(Extracted data entries)
★ ★ ★ ★ ★ ★ ★
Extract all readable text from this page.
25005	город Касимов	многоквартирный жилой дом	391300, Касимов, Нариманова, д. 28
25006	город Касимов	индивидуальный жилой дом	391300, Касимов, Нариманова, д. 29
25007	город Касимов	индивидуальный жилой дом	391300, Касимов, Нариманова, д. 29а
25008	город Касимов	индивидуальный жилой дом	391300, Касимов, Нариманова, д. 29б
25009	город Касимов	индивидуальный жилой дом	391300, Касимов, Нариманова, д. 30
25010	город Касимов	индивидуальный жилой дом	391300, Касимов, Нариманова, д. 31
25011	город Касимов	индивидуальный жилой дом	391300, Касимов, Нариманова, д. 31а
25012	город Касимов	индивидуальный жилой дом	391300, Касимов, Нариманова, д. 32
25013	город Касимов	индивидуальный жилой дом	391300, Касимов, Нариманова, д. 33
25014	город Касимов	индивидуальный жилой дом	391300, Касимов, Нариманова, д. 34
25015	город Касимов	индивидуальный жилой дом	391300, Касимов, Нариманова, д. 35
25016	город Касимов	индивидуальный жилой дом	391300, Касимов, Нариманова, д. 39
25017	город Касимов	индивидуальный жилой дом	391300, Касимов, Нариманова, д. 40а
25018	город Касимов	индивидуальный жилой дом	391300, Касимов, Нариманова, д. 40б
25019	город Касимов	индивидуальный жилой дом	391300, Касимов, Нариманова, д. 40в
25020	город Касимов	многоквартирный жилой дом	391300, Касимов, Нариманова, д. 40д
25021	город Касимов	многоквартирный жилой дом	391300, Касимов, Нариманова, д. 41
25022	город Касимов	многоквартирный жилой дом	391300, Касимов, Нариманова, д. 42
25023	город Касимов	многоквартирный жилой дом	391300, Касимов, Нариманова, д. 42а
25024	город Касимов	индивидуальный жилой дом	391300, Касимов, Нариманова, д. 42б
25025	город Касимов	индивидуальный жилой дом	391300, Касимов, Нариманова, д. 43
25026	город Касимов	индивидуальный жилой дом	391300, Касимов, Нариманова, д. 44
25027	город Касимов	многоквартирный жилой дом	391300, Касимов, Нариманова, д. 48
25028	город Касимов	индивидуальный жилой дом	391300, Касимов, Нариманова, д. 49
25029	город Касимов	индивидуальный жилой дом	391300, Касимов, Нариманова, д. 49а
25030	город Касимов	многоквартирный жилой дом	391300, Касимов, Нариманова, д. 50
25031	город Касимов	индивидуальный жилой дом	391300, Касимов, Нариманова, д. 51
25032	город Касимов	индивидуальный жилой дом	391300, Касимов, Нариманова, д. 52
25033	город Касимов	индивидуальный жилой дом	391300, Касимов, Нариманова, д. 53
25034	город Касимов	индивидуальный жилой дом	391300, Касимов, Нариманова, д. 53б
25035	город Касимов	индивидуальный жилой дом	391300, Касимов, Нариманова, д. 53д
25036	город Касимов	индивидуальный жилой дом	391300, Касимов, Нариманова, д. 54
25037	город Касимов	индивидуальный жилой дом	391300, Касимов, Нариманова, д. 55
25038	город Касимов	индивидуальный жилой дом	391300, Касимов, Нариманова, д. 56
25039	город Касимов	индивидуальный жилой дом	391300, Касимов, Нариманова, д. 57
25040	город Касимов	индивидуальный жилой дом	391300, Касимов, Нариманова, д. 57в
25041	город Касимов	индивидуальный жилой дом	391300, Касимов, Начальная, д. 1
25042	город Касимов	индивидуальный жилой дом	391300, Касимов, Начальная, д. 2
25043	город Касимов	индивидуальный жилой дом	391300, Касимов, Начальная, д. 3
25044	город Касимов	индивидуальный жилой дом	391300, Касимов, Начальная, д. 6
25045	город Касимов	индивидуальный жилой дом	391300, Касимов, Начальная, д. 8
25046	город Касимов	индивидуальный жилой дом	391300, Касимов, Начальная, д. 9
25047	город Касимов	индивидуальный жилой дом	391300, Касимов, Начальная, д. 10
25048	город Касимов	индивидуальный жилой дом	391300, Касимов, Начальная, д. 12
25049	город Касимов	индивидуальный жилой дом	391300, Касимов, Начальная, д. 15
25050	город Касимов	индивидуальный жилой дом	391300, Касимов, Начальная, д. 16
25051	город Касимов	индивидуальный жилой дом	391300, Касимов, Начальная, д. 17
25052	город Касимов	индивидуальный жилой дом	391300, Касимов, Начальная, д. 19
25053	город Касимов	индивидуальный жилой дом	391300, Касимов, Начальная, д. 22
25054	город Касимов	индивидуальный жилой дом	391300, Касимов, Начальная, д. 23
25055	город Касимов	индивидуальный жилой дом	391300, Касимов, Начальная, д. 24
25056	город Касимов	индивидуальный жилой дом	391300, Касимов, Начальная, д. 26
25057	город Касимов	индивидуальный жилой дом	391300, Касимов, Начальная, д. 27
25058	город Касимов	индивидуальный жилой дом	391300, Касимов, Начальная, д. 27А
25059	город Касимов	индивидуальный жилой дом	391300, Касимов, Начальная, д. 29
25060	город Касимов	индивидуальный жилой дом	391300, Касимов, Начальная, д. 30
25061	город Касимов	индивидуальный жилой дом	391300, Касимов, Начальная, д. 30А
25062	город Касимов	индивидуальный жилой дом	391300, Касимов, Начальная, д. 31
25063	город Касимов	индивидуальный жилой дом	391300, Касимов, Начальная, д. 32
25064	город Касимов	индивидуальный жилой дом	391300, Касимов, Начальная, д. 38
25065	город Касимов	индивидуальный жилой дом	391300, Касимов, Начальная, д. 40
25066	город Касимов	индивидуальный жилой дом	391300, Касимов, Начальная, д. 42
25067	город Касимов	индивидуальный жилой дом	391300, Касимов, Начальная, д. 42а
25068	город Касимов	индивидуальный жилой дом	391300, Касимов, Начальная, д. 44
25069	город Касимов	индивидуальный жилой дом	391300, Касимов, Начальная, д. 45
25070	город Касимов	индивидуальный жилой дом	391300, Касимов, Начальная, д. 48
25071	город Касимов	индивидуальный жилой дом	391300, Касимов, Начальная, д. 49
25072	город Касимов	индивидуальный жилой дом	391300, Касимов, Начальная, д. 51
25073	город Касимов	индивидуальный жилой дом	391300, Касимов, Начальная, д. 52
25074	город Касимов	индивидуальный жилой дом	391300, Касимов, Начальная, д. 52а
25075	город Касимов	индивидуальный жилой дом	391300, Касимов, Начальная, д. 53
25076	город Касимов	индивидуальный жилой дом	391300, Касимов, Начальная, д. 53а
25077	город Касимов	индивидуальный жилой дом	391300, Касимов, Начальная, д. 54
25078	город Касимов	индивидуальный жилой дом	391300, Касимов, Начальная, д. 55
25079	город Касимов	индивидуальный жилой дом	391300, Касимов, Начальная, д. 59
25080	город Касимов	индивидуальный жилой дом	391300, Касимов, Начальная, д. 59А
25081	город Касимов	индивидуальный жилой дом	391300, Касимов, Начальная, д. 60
★ ★ ★ ★ ★ ★ ★
▸ **JOB**
Repeat the data above, word for word.

▸ **REPLY**
Extract all readable text from this page.
25005	город Касимов	многоквартирный жилой дом	391300, Касимов, Нариманова, д. 28
25006	город Касимов	индивидуальный жилой дом	391300, Касимов, Нариманова, д. 29
25007	город Касимов	индивидуальный жилой дом	391300, Касимов, Нариманова, д. 29а
25008	город Касимов	индивидуальный жилой дом	391300, Касимов, Нариманова, д. 29б
25009	город Касимов	индивидуальный жилой дом	391300, Касимов, Нариманова, д. 30
25010	город Касимов	индивидуальный жилой дом	391300, Касимов, Нариманова, д. 31
25011	город Касимов	индивидуальный жилой дом	391300, Касимов, Нариманова, д. 31а
25012	город Касимов	индивидуальный жилой дом	391300, Касимов, Нариманова, д. 32
25013	город Касимов	индивидуальный жилой дом	391300, Касимов, Нариманова, д. 33
25014	город Касимов	индивидуальный жилой дом	391300, Касимов, Нариманова, д. 34
25015	город Касимов	индивидуальный жилой дом	391300, Касимов, Нариманова, д. 35
25016	город Касимов	индивидуальный жилой дом	391300, Касимов, Нариманова, д. 39
25017	город Касимов	индивидуальный жилой дом	391300, Касимов, Нариманова, д. 40а
25018	город Касимов	индивидуальный жилой дом	391300, Касимов, Нариманова, д. 40б
25019	город Касимов	индивидуальный жилой дом	391300, Касимов, Нариманова, д. 40в
25020	город Касимов	многоквартирный жилой дом	391300, Касимов, Нариманова, д. 40д
25021	город Касимов	многоквартирный жилой дом	391300, Касимов, Нариманова, д. 41
25022	город Касимов	многоквартирный жилой дом	391300, Касимов, Нариманова, д. 42
25023	город Касимов	многоквартирный жилой дом	391300, Касимов, Нариманова, д. 42а
25024	город Касимов	индивидуальный жилой дом	391300, Касимов, Нариманова, д. 42б
25025	город Касимов	индивидуальный жилой дом	391300, Касимов, Нариманова, д. 43
25026	город Касимов	индивидуальный жилой дом	391300, Касимов, Нариманова, д. 44
25027	город Касимов	многоквартирный жилой дом	391300, Касимов, Нариманова, д. 48
25028	город Касимов	индивидуальный жилой дом	391300, Касимов, Нариманова, д. 49
25029	город Касимов	индивидуальный жилой дом	391300, Касимов, Нариманова, д. 49а
25030	город Касимов	многоквартирный жилой дом	391300, Касимов, Нариманова, д. 50
25031	город Касимов	индивидуальный жилой дом	391300, Касимов, Нариманова, д. 51
25032	город Касимов	индивидуальный жилой дом	391300, Касимов, Нариманова, д. 52
25033	город Касимов	индивидуальный жилой дом	391300, Касимов, Нариманова, д. 53
25034	город Касимов	индивидуальный жилой дом	391300, Касимов, Нариманова, д. 53б
25035	город Касимов	индивидуальный жилой дом	391300, Касимов, Нариманова, д. 53д
25036	город Касимов	индивидуальный жилой дом	391300, Касимов, Нариманова, д. 54
25037	город Касимов	индивидуальный жилой дом	391300, Касимов, Нариманова, д. 55
25038	город Касимов	индивидуальный жилой дом	391300, Касимов, Нариманова, д. 56
25039	город Касимов	индивидуальный жилой дом	391300, Касимов, Нариманова, д. 57
25040	город Касимов	индивидуальный жилой дом	391300, Касимов, Нариманова, д. 57в
25041	город Касимов	индивидуальный жилой дом	391300, Касимов, Начальная, д. 1
25042	город Касимов	индивидуальный жилой дом	391300, Касимов, Начальная, д. 2
25043	город Касимов	индивидуальный жилой дом	391300, Касимов, Начальная, д. 3
25044	город Касимов	индивидуальный жилой дом	391300, Касимов, Начальная, д. 6
25045	город Касимов	индивидуальный жилой дом	391300, Касимов, Начальная, д. 8
25046	город Касимов	индивидуальный жилой дом	391300, Касимов, Начальная, д. 9
25047	город Касимов	индивидуальный жилой дом	391300, Касимов, Начальная, д. 10
25048	город Касимов	индивидуальный жилой дом	391300, Касимов, Начальная, д. 12
25049	город Касимов	индивидуальный жилой дом	391300, Касимов, Начальная, д. 15
25050	город Касимов	индивидуальный жилой дом	391300, Касимов, Начальная, д. 16
25051	город Касимов	индивидуальный жилой дом	391300, Касимов, Начальная, д. 17
25052	город Касимов	индивидуальный жилой дом	391300, Касимов, Начальная, д. 19
25053	город Касимов	индивидуальный жилой дом	391300, Касимов, Начальная, д. 22
25054	город Касимов	индивидуальный жилой дом	391300, Касимов, Начальная, д. 23
25055	город Касимов	индивидуальный жилой дом	391300, Касимов, Начальная, д. 24
25056	город Касимов	индивидуальный жилой дом	391300, Касимов, Начальная, д. 26
25057	город Касимов	индивидуальный жилой дом	391300, Касимов, Начальная, д. 27
25058	город Касимов	индивидуальный жилой дом	391300, Касимов, Начальная, д. 27А
25059	город Касимов	индивидуальный жилой дом	391300, Касимов, Начальная, д. 29
25060	город Касимов	индивидуальный жилой дом	391300, Касимов, Начальная, д. 30
25061	город Касимов	индивидуальный жилой дом	391300, Касимов, Начальная, д. 30А
25062	город Касимов	индивидуальный жилой дом	391300, Касимов, Начальная, д. 31
25063	город Касимов	индивидуальный жилой дом	391300, Касимов, Начальная, д. 32
25064	город Касимов	индивидуальный жилой дом	391300, Касимов, Начальная, д. 38
25065	город Касимов	индивидуальный жилой дом	391300, Касимов, Начальная, д. 40
25066	город Касимов	индивидуальный жилой дом	391300, Касимов, Начальная, д. 42
25067	город Касимов	индивидуальный жилой дом	391300, Касимов, Начальная, д. 42а
25068	город Касимов	индивидуальный жилой дом	391300, Касимов, Начальная, д. 44
25069	город Касимов	индивидуальный жилой дом	391300, Касимов, Начальная, д. 45
25070	город Касимов	индивидуальный жилой дом	391300, Касимов, Начальная, д. 48
25071	город Касимов	индивидуальный жилой дом	391300, Касимов, Начальная, д. 49
25072	город Касимов	индивидуальный жилой дом	391300, Касимов, Начальная, д. 51
25073	город Касимов	индивидуальный жилой дом	391300, Касимов, Начальная, д. 52
25074	город Касимов	индивидуальный жилой дом	391300, Касимов, Начальная, д. 52а
25075	город Касимов	индивидуальный жилой дом	391300, Касимов, Начальная, д. 53
25076	город Касимов	индивидуальный жилой дом	391300, Касимов, Начальная, д. 53а
25077	город Касимов	индивидуальный жилой дом	391300, Касимов, Начальная, д. 54
25078	город Касимов	индивидуальный жилой дом	391300, Касимов, Начальная, д. 55
25079	город Касимов	индивидуальный жилой дом	391300, Касимов, Начальная, д. 59
25080	город Касимов	индивидуальный жилой дом	391300, Касимов, Начальная, д. 59А
25081	город Касимов	индивидуальный жилой дом	391300, Касимов, Начальная, д. 60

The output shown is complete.